*** Records for processing

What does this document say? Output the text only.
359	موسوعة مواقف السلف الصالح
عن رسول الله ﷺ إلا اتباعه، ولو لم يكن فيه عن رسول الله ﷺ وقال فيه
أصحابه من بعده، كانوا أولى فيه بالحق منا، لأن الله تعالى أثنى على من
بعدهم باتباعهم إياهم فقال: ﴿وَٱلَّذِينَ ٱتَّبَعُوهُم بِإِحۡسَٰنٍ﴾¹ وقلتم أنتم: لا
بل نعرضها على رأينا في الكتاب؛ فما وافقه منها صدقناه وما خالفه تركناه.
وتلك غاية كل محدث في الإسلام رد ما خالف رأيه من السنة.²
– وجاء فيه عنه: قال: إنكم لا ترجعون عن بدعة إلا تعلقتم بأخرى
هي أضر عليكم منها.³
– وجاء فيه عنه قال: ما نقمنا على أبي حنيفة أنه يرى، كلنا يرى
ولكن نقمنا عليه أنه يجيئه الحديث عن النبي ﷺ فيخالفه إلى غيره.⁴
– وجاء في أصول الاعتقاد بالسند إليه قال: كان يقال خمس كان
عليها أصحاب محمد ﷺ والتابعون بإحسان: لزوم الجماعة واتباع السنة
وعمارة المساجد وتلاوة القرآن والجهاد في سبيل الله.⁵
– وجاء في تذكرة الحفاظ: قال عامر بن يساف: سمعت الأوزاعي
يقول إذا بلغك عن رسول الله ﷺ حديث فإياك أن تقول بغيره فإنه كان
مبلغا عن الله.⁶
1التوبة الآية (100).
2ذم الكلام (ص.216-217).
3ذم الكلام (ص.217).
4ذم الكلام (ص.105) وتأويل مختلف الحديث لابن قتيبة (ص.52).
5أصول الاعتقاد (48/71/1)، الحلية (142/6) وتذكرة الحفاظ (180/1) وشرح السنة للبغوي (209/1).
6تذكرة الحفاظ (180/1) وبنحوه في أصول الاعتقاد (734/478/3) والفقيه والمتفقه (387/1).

******

## Instruction
Copy the data above exactly. Every line must be included.

## Task response
What does this document say? Output the text only.
359	موسوعة مواقف السلف الصالح
عن رسول الله ﷺ إلا اتباعه، ولو لم يكن فيه عن رسول الله ﷺ وقال فيه
أصحابه من بعده، كانوا أولى فيه بالحق منا، لأن الله تعالى أثنى على من
بعدهم باتباعهم إياهم فقال: ﴿وَٱلَّذِينَ ٱتَّبَعُوهُم بِإِحۡسَٰنٍ﴾¹ وقلتم أنتم: لا
بل نعرضها على رأينا في الكتاب؛ فما وافقه منها صدقناه وما خالفه تركناه.
وتلك غاية كل محدث في الإسلام رد ما خالف رأيه من السنة.²
– وجاء فيه عنه: قال: إنكم لا ترجعون عن بدعة إلا تعلقتم بأخرى
هي أضر عليكم منها.³
– وجاء فيه عنه قال: ما نقمنا على أبي حنيفة أنه يرى، كلنا يرى
ولكن نقمنا عليه أنه يجيئه الحديث عن النبي ﷺ فيخالفه إلى غيره.⁴
– وجاء في أصول الاعتقاد بالسند إليه قال: كان يقال خمس كان
عليها أصحاب محمد ﷺ والتابعون بإحسان: لزوم الجماعة واتباع السنة
وعمارة المساجد وتلاوة القرآن والجهاد في سبيل الله.⁵
– وجاء في تذكرة الحفاظ: قال عامر بن يساف: سمعت الأوزاعي
يقول إذا بلغك عن رسول الله ﷺ حديث فإياك أن تقول بغيره فإنه كان
مبلغا عن الله.⁶
1التوبة الآية (100).
2ذم الكلام (ص.216-217).
3ذم الكلام (ص.217).
4ذم الكلام (ص.105) وتأويل مختلف الحديث لابن قتيبة (ص.52).
5أصول الاعتقاد (48/71/1)، الحلية (142/6) وتذكرة الحفاظ (180/1) وشرح السنة للبغوي (209/1).
6تذكرة الحفاظ (180/1) وبنحوه في أصول الاعتقاد (734/478/3) والفقيه والمتفقه (387/1).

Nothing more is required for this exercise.